Produce a verbatim copy of the entries listed below.

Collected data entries
· · · · · · ·
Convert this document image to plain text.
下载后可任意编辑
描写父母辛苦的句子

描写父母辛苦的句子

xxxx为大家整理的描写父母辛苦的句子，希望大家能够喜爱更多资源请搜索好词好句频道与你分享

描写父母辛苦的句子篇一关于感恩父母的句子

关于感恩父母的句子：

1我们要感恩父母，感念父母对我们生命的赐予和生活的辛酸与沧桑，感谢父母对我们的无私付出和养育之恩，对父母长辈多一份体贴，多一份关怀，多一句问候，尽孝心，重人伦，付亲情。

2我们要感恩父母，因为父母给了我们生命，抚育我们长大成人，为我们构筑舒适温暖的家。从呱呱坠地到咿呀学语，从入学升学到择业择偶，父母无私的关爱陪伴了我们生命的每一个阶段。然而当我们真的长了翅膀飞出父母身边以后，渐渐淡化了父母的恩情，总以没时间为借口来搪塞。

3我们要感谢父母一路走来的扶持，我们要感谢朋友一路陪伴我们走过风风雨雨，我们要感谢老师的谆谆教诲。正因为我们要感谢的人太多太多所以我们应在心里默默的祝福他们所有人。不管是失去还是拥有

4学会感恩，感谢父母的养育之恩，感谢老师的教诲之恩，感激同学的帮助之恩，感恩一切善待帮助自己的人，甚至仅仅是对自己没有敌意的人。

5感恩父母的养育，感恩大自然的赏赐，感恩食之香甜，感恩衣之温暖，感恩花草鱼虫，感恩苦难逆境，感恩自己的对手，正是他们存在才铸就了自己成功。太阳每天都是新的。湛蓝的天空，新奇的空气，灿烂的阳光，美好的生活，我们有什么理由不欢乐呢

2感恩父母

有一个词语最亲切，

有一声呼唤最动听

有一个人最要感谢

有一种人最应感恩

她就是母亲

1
· · · · · · ·
## CORRECT RESPONSE:
Convert this document image to plain text.
下载后可任意编辑
描写父母辛苦的句子

描写父母辛苦的句子

xxxx为大家整理的描写父母辛苦的句子，希望大家能够喜爱更多资源请搜索好词好句频道与你分享

描写父母辛苦的句子篇一关于感恩父母的句子

关于感恩父母的句子：

1我们要感恩父母，感念父母对我们生命的赐予和生活的辛酸与沧桑，感谢父母对我们的无私付出和养育之恩，对父母长辈多一份体贴，多一份关怀，多一句问候，尽孝心，重人伦，付亲情。

2我们要感恩父母，因为父母给了我们生命，抚育我们长大成人，为我们构筑舒适温暖的家。从呱呱坠地到咿呀学语，从入学升学到择业择偶，父母无私的关爱陪伴了我们生命的每一个阶段。然而当我们真的长了翅膀飞出父母身边以后，渐渐淡化了父母的恩情，总以没时间为借口来搪塞。

3我们要感谢父母一路走来的扶持，我们要感谢朋友一路陪伴我们走过风风雨雨，我们要感谢老师的谆谆教诲。正因为我们要感谢的人太多太多所以我们应在心里默默的祝福他们所有人。不管是失去还是拥有

4学会感恩，感谢父母的养育之恩，感谢老师的教诲之恩，感激同学的帮助之恩，感恩一切善待帮助自己的人，甚至仅仅是对自己没有敌意的人。

5感恩父母的养育，感恩大自然的赏赐，感恩食之香甜，感恩衣之温暖，感恩花草鱼虫，感恩苦难逆境，感恩自己的对手，正是他们存在才铸就了自己成功。太阳每天都是新的。湛蓝的天空，新奇的空气，灿烂的阳光，美好的生活，我们有什么理由不欢乐呢

2感恩父母

有一个词语最亲切，

有一声呼唤最动听

有一个人最要感谢

有一种人最应感恩

她就是母亲

1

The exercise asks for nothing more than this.